Omit any picture, and return the remaining data exactly as written.

▸ **Records supplied**
━━━━━━━━━━━━━━━━
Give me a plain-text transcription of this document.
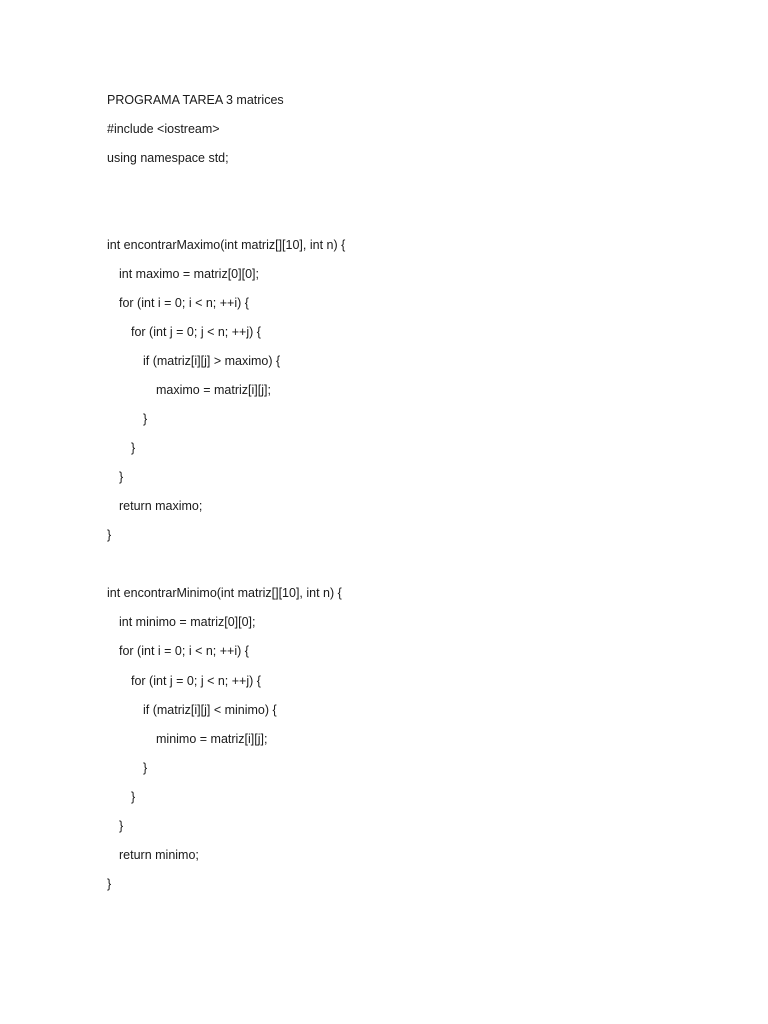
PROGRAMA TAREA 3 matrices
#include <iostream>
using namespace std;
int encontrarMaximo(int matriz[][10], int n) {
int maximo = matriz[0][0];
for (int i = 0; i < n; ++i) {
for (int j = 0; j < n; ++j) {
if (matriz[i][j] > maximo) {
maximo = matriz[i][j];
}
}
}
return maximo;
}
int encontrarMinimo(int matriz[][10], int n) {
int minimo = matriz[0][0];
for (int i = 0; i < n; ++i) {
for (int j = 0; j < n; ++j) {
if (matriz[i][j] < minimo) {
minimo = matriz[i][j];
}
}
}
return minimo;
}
━━━━━━━━━━━━━━━━
▸ **Result of the task**
Give me a plain-text transcription of this document.
PROGRAMA TAREA 3 matrices
#include <iostream>
using namespace std;
int encontrarMaximo(int matriz[][10], int n) {
int maximo = matriz[0][0];
for (int i = 0; i < n; ++i) {
for (int j = 0; j < n; ++j) {
if (matriz[i][j] > maximo) {
maximo = matriz[i][j];
}
}
}
return maximo;
}
int encontrarMinimo(int matriz[][10], int n) {
int minimo = matriz[0][0];
for (int i = 0; i < n; ++i) {
for (int j = 0; j < n; ++j) {
if (matriz[i][j] < minimo) {
minimo = matriz[i][j];
}
}
}
return minimo;
}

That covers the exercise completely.